— What needs to be done —
Each entry below is to be given again word for word, with no pictures.

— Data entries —
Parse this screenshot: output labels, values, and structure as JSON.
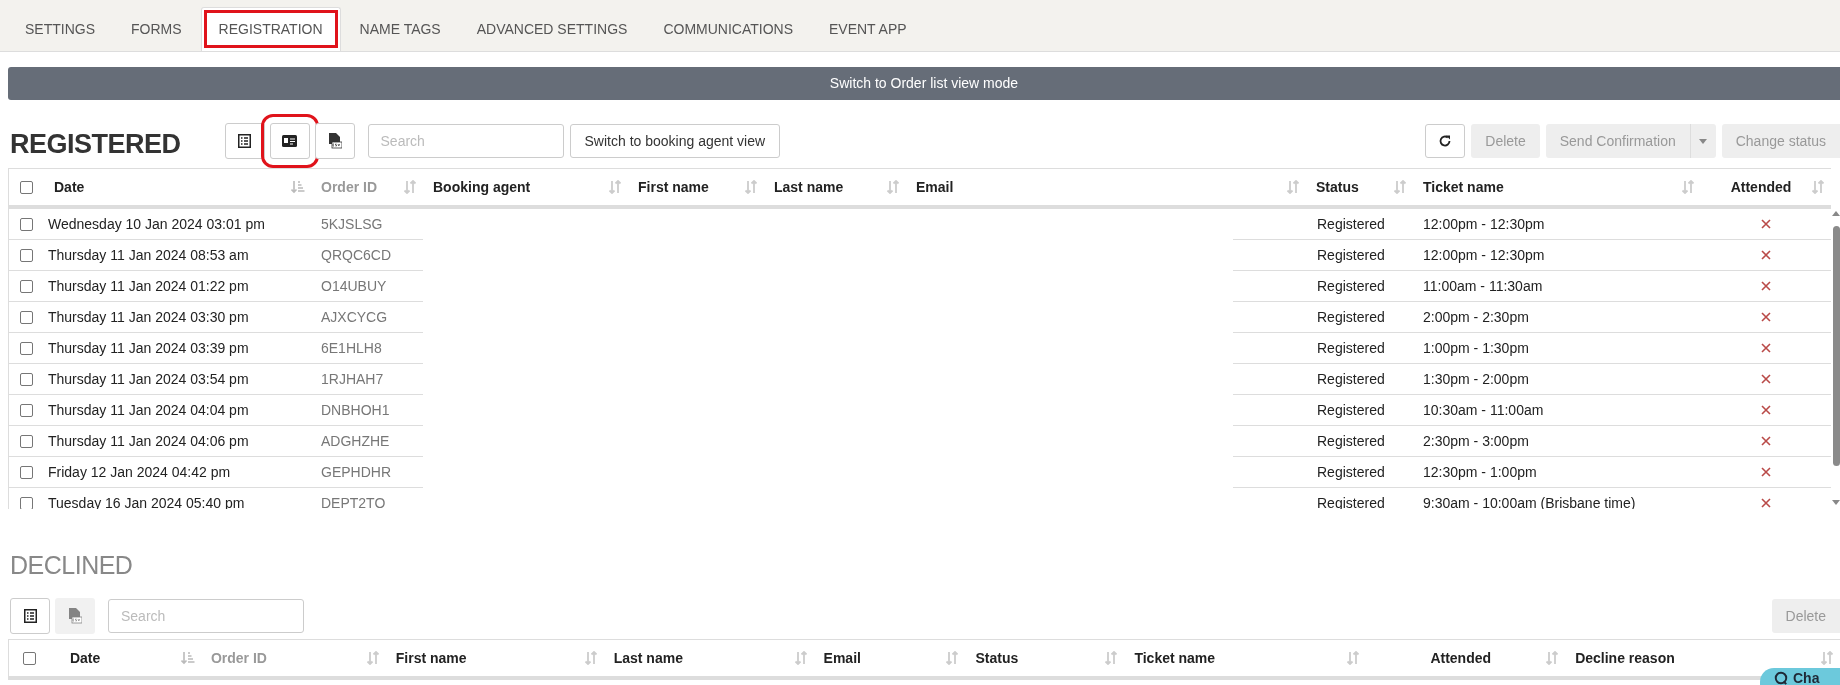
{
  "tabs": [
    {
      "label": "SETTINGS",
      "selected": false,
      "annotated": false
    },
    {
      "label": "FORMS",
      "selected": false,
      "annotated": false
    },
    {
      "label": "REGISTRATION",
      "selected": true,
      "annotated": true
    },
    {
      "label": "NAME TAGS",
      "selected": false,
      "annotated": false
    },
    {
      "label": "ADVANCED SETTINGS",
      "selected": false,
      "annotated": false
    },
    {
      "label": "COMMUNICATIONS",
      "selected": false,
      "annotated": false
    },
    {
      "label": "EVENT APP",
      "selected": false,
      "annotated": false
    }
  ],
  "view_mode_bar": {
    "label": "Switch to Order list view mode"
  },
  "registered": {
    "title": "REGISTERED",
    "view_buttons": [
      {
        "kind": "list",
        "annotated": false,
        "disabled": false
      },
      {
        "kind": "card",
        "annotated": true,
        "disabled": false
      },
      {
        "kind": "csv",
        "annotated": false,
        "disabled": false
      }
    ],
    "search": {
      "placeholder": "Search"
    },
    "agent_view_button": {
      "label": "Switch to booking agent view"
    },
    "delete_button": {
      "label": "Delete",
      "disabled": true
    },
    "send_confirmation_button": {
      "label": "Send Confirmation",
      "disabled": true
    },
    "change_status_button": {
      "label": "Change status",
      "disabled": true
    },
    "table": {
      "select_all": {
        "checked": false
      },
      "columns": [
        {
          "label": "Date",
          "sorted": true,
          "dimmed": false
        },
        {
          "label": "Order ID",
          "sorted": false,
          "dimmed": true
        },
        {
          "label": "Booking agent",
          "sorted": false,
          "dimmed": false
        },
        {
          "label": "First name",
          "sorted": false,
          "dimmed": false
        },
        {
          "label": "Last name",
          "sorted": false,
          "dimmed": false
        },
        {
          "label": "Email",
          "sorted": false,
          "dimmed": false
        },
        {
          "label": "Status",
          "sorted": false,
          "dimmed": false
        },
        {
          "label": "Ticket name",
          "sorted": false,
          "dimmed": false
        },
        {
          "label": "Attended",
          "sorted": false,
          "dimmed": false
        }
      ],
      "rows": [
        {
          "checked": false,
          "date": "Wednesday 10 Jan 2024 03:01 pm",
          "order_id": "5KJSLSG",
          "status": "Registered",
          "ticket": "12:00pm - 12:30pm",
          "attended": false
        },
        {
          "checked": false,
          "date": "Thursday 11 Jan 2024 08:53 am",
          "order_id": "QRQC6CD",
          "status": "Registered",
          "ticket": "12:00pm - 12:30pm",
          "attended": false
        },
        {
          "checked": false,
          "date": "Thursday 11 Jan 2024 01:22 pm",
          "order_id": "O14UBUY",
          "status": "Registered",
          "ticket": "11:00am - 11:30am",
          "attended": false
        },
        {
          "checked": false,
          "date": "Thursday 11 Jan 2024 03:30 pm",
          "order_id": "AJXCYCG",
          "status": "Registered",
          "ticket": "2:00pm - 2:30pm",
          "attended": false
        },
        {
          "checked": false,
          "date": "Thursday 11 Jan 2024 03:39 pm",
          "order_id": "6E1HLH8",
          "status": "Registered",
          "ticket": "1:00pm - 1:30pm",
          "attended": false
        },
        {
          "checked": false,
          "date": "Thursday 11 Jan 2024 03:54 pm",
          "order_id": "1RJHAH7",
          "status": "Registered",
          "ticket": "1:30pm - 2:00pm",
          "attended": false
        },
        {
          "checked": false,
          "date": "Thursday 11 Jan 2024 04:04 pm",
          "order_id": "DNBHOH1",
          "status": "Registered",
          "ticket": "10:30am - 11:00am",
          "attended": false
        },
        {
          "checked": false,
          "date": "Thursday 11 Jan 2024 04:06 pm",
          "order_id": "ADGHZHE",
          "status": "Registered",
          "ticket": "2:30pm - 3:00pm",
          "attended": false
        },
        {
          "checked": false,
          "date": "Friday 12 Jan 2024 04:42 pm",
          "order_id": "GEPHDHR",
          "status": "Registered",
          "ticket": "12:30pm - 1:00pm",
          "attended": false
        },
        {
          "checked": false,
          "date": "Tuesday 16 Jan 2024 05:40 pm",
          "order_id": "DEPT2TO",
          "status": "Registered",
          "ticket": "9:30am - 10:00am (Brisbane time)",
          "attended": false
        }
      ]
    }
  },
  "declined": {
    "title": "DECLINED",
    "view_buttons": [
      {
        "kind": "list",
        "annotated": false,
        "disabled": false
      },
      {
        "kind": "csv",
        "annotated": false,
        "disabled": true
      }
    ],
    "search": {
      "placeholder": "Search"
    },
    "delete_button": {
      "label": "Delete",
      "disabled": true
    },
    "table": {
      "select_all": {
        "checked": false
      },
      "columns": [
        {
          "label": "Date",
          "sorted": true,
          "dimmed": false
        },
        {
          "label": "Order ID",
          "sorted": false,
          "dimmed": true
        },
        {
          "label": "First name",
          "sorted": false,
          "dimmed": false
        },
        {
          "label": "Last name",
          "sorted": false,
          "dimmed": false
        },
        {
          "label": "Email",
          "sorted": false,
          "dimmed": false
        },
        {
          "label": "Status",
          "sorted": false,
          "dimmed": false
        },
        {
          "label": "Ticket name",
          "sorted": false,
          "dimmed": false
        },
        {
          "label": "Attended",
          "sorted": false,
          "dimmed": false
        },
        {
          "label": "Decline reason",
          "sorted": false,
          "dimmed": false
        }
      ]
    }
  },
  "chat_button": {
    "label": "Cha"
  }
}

— Task result —
Parse this screenshot: output labels, values, and structure as JSON.
{
  "tabs": [
    {
      "label": "SETTINGS",
      "selected": false,
      "annotated": false
    },
    {
      "label": "FORMS",
      "selected": false,
      "annotated": false
    },
    {
      "label": "REGISTRATION",
      "selected": true,
      "annotated": true
    },
    {
      "label": "NAME TAGS",
      "selected": false,
      "annotated": false
    },
    {
      "label": "ADVANCED SETTINGS",
      "selected": false,
      "annotated": false
    },
    {
      "label": "COMMUNICATIONS",
      "selected": false,
      "annotated": false
    },
    {
      "label": "EVENT APP",
      "selected": false,
      "annotated": false
    }
  ],
  "view_mode_bar": {
    "label": "Switch to Order list view mode"
  },
  "registered": {
    "title": "REGISTERED",
    "view_buttons": [
      {
        "kind": "list",
        "annotated": false,
        "disabled": false
      },
      {
        "kind": "card",
        "annotated": true,
        "disabled": false
      },
      {
        "kind": "csv",
        "annotated": false,
        "disabled": false
      }
    ],
    "search": {
      "placeholder": "Search"
    },
    "agent_view_button": {
      "label": "Switch to booking agent view"
    },
    "delete_button": {
      "label": "Delete",
      "disabled": true
    },
    "send_confirmation_button": {
      "label": "Send Confirmation",
      "disabled": true
    },
    "change_status_button": {
      "label": "Change status",
      "disabled": true
    },
    "table": {
      "select_all": {
        "checked": false
      },
      "columns": [
        {
          "label": "Date",
          "sorted": true,
          "dimmed": false
        },
        {
          "label": "Order ID",
          "sorted": false,
          "dimmed": true
        },
        {
          "label": "Booking agent",
          "sorted": false,
          "dimmed": false
        },
        {
          "label": "First name",
          "sorted": false,
          "dimmed": false
        },
        {
          "label": "Last name",
          "sorted": false,
          "dimmed": false
        },
        {
          "label": "Email",
          "sorted": false,
          "dimmed": false
        },
        {
          "label": "Status",
          "sorted": false,
          "dimmed": false
        },
        {
          "label": "Ticket name",
          "sorted": false,
          "dimmed": false
        },
        {
          "label": "Attended",
          "sorted": false,
          "dimmed": false
        }
      ],
      "rows": [
        {
          "checked": false,
          "date": "Wednesday 10 Jan 2024 03:01 pm",
          "order_id": "5KJSLSG",
          "status": "Registered",
          "ticket": "12:00pm - 12:30pm",
          "attended": false
        },
        {
          "checked": false,
          "date": "Thursday 11 Jan 2024 08:53 am",
          "order_id": "QRQC6CD",
          "status": "Registered",
          "ticket": "12:00pm - 12:30pm",
          "attended": false
        },
        {
          "checked": false,
          "date": "Thursday 11 Jan 2024 01:22 pm",
          "order_id": "O14UBUY",
          "status": "Registered",
          "ticket": "11:00am - 11:30am",
          "attended": false
        },
        {
          "checked": false,
          "date": "Thursday 11 Jan 2024 03:30 pm",
          "order_id": "AJXCYCG",
          "status": "Registered",
          "ticket": "2:00pm - 2:30pm",
          "attended": false
        },
        {
          "checked": false,
          "date": "Thursday 11 Jan 2024 03:39 pm",
          "order_id": "6E1HLH8",
          "status": "Registered",
          "ticket": "1:00pm - 1:30pm",
          "attended": false
        },
        {
          "checked": false,
          "date": "Thursday 11 Jan 2024 03:54 pm",
          "order_id": "1RJHAH7",
          "status": "Registered",
          "ticket": "1:30pm - 2:00pm",
          "attended": false
        },
        {
          "checked": false,
          "date": "Thursday 11 Jan 2024 04:04 pm",
          "order_id": "DNBHOH1",
          "status": "Registered",
          "ticket": "10:30am - 11:00am",
          "attended": false
        },
        {
          "checked": false,
          "date": "Thursday 11 Jan 2024 04:06 pm",
          "order_id": "ADGHZHE",
          "status": "Registered",
          "ticket": "2:30pm - 3:00pm",
          "attended": false
        },
        {
          "checked": false,
          "date": "Friday 12 Jan 2024 04:42 pm",
          "order_id": "GEPHDHR",
          "status": "Registered",
          "ticket": "12:30pm - 1:00pm",
          "attended": false
        },
        {
          "checked": false,
          "date": "Tuesday 16 Jan 2024 05:40 pm",
          "order_id": "DEPT2TO",
          "status": "Registered",
          "ticket": "9:30am - 10:00am (Brisbane time)",
          "attended": false
        }
      ]
    }
  },
  "declined": {
    "title": "DECLINED",
    "view_buttons": [
      {
        "kind": "list",
        "annotated": false,
        "disabled": false
      },
      {
        "kind": "csv",
        "annotated": false,
        "disabled": true
      }
    ],
    "search": {
      "placeholder": "Search"
    },
    "delete_button": {
      "label": "Delete",
      "disabled": true
    },
    "table": {
      "select_all": {
        "checked": false
      },
      "columns": [
        {
          "label": "Date",
          "sorted": true,
          "dimmed": false
        },
        {
          "label": "Order ID",
          "sorted": false,
          "dimmed": true
        },
        {
          "label": "First name",
          "sorted": false,
          "dimmed": false
        },
        {
          "label": "Last name",
          "sorted": false,
          "dimmed": false
        },
        {
          "label": "Email",
          "sorted": false,
          "dimmed": false
        },
        {
          "label": "Status",
          "sorted": false,
          "dimmed": false
        },
        {
          "label": "Ticket name",
          "sorted": false,
          "dimmed": false
        },
        {
          "label": "Attended",
          "sorted": false,
          "dimmed": false
        },
        {
          "label": "Decline reason",
          "sorted": false,
          "dimmed": false
        }
      ]
    }
  },
  "chat_button": {
    "label": "Cha"
  }
}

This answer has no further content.